-------- AVAILABLE DATA --------

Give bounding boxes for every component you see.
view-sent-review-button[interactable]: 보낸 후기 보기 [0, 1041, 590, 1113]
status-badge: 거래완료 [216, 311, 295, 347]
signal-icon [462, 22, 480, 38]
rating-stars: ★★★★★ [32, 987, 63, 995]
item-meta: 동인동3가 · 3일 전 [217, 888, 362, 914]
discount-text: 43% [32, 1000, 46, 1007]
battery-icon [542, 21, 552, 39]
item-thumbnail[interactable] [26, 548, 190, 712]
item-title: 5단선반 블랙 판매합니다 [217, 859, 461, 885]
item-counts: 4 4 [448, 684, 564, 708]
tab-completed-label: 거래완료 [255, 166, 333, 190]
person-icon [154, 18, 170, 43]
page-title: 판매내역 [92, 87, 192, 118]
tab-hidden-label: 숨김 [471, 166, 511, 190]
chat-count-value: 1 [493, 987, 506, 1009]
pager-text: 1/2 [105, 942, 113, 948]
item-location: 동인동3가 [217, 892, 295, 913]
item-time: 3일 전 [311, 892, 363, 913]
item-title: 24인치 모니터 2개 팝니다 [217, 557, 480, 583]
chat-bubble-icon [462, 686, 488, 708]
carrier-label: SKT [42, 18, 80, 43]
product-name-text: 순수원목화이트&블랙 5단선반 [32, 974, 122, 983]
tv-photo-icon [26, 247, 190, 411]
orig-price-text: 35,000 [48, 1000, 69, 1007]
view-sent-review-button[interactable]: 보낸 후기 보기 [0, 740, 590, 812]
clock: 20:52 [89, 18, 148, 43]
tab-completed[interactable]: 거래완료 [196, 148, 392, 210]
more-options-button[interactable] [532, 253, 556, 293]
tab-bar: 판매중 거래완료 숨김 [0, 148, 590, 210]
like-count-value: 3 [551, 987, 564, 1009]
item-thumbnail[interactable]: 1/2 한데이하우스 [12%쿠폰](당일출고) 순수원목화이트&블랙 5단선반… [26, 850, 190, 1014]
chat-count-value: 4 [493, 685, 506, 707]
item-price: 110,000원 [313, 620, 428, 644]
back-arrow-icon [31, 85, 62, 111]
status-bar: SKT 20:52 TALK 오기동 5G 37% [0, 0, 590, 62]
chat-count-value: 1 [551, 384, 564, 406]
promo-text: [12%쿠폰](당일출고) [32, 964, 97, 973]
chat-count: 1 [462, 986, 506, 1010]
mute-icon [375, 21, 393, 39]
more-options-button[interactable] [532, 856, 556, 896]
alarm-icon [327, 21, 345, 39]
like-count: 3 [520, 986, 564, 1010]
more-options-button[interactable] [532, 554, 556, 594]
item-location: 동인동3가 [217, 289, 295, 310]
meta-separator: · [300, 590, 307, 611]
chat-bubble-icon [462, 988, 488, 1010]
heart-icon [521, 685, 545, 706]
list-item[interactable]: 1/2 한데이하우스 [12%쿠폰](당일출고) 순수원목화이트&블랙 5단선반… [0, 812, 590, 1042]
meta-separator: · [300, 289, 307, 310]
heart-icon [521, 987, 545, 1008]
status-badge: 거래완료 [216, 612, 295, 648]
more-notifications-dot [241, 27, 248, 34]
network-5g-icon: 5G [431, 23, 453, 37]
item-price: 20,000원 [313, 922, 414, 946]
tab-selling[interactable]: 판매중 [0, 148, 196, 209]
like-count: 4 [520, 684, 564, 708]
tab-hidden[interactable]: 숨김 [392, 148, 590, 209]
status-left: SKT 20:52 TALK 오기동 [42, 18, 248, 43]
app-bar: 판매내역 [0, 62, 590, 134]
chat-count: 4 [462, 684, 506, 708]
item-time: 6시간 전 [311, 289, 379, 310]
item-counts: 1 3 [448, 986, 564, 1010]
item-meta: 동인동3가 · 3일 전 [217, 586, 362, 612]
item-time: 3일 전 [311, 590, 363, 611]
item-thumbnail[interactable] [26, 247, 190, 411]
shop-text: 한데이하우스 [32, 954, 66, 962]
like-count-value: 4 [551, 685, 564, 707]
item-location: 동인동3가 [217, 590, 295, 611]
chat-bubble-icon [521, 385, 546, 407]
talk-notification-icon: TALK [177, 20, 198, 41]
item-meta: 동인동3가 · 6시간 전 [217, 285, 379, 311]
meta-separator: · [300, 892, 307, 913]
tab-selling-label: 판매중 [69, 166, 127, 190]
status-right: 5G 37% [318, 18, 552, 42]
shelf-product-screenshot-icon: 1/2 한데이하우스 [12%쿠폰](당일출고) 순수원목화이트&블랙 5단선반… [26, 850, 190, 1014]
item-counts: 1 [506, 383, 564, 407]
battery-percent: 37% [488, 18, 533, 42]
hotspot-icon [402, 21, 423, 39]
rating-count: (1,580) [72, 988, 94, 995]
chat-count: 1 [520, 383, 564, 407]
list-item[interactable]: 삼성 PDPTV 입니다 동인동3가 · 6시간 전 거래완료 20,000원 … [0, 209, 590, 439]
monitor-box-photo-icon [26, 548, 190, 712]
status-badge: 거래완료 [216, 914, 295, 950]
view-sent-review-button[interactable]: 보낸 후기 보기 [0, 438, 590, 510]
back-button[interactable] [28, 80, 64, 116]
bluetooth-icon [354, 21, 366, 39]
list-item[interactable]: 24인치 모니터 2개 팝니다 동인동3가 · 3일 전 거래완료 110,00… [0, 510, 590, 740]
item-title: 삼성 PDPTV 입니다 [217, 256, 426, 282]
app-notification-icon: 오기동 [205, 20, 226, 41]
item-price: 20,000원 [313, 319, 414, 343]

--------

WHAT YOU SHOULD DO:
Reproduce the listing above with every "item-title" changed to "item-name" and everything else left the same.

CORRECT OUTPUT:
Give bounding boxes for every component you see.
view-sent-review-button[interactable]: 보낸 후기 보기 [0, 1041, 590, 1113]
status-badge: 거래완료 [216, 311, 295, 347]
signal-icon [462, 22, 480, 38]
rating-stars: ★★★★★ [32, 987, 63, 995]
item-meta: 동인동3가 · 3일 전 [217, 888, 362, 914]
discount-text: 43% [32, 1000, 46, 1007]
battery-icon [542, 21, 552, 39]
item-thumbnail[interactable] [26, 548, 190, 712]
item-name: 5단선반 블랙 판매합니다 [217, 859, 461, 885]
item-counts: 4 4 [448, 684, 564, 708]
tab-completed-label: 거래완료 [255, 166, 333, 190]
person-icon [154, 18, 170, 43]
page-title: 판매내역 [92, 87, 192, 118]
tab-hidden-label: 숨김 [471, 166, 511, 190]
chat-count-value: 1 [493, 987, 506, 1009]
pager-text: 1/2 [105, 942, 113, 948]
item-location: 동인동3가 [217, 892, 295, 913]
item-time: 3일 전 [311, 892, 363, 913]
item-name: 24인치 모니터 2개 팝니다 [217, 557, 480, 583]
chat-bubble-icon [462, 686, 488, 708]
carrier-label: SKT [42, 18, 80, 43]
product-name-text: 순수원목화이트&블랙 5단선반 [32, 974, 122, 983]
tv-photo-icon [26, 247, 190, 411]
orig-price-text: 35,000 [48, 1000, 69, 1007]
view-sent-review-button[interactable]: 보낸 후기 보기 [0, 740, 590, 812]
clock: 20:52 [89, 18, 148, 43]
tab-completed[interactable]: 거래완료 [196, 148, 392, 210]
more-options-button[interactable] [532, 253, 556, 293]
tab-bar: 판매중 거래완료 숨김 [0, 148, 590, 210]
like-count-value: 3 [551, 987, 564, 1009]
item-thumbnail[interactable]: 1/2 한데이하우스 [12%쿠폰](당일출고) 순수원목화이트&블랙 5단선반… [26, 850, 190, 1014]
chat-count-value: 4 [493, 685, 506, 707]
item-price: 110,000원 [313, 620, 428, 644]
back-arrow-icon [31, 85, 62, 111]
status-bar: SKT 20:52 TALK 오기동 5G 37% [0, 0, 590, 62]
chat-count-value: 1 [551, 384, 564, 406]
promo-text: [12%쿠폰](당일출고) [32, 964, 97, 973]
chat-count: 1 [462, 986, 506, 1010]
mute-icon [375, 21, 393, 39]
more-options-button[interactable] [532, 856, 556, 896]
alarm-icon [327, 21, 345, 39]
like-count: 3 [520, 986, 564, 1010]
more-options-button[interactable] [532, 554, 556, 594]
item-location: 동인동3가 [217, 289, 295, 310]
meta-separator: · [300, 590, 307, 611]
chat-bubble-icon [462, 988, 488, 1010]
heart-icon [521, 685, 545, 706]
list-item[interactable]: 1/2 한데이하우스 [12%쿠폰](당일출고) 순수원목화이트&블랙 5단선반… [0, 812, 590, 1042]
meta-separator: · [300, 289, 307, 310]
heart-icon [521, 987, 545, 1008]
status-badge: 거래완료 [216, 612, 295, 648]
more-notifications-dot [241, 27, 248, 34]
network-5g-icon: 5G [431, 23, 453, 37]
item-price: 20,000원 [313, 922, 414, 946]
tab-selling[interactable]: 판매중 [0, 148, 196, 209]
like-count: 4 [520, 684, 564, 708]
tab-hidden[interactable]: 숨김 [392, 148, 590, 209]
status-left: SKT 20:52 TALK 오기동 [42, 18, 248, 43]
app-bar: 판매내역 [0, 62, 590, 134]
chat-count: 4 [462, 684, 506, 708]
item-time: 6시간 전 [311, 289, 379, 310]
item-counts: 1 3 [448, 986, 564, 1010]
item-meta: 동인동3가 · 3일 전 [217, 586, 362, 612]
item-time: 3일 전 [311, 590, 363, 611]
item-thumbnail[interactable] [26, 247, 190, 411]
shop-text: 한데이하우스 [32, 954, 66, 962]
like-count-value: 4 [551, 685, 564, 707]
item-location: 동인동3가 [217, 590, 295, 611]
chat-bubble-icon [521, 385, 546, 407]
talk-notification-icon: TALK [177, 20, 198, 41]
item-meta: 동인동3가 · 6시간 전 [217, 285, 379, 311]
meta-separator: · [300, 892, 307, 913]
tab-selling-label: 판매중 [69, 166, 127, 190]
status-right: 5G 37% [318, 18, 552, 42]
shelf-product-screenshot-icon: 1/2 한데이하우스 [12%쿠폰](당일출고) 순수원목화이트&블랙 5단선반… [26, 850, 190, 1014]
item-counts: 1 [506, 383, 564, 407]
battery-percent: 37% [488, 18, 533, 42]
hotspot-icon [402, 21, 423, 39]
rating-count: (1,580) [72, 988, 94, 995]
chat-count: 1 [520, 383, 564, 407]
list-item[interactable]: 삼성 PDPTV 입니다 동인동3가 · 6시간 전 거래완료 20,000원 … [0, 209, 590, 439]
monitor-box-photo-icon [26, 548, 190, 712]
status-badge: 거래완료 [216, 914, 295, 950]
view-sent-review-button[interactable]: 보낸 후기 보기 [0, 438, 590, 510]
back-button[interactable] [28, 80, 64, 116]
bluetooth-icon [354, 21, 366, 39]
list-item[interactable]: 24인치 모니터 2개 팝니다 동인동3가 · 3일 전 거래완료 110,00… [0, 510, 590, 740]
item-name: 삼성 PDPTV 입니다 [217, 256, 426, 282]
app-notification-icon: 오기동 [205, 20, 226, 41]
item-price: 20,000원 [313, 319, 414, 343]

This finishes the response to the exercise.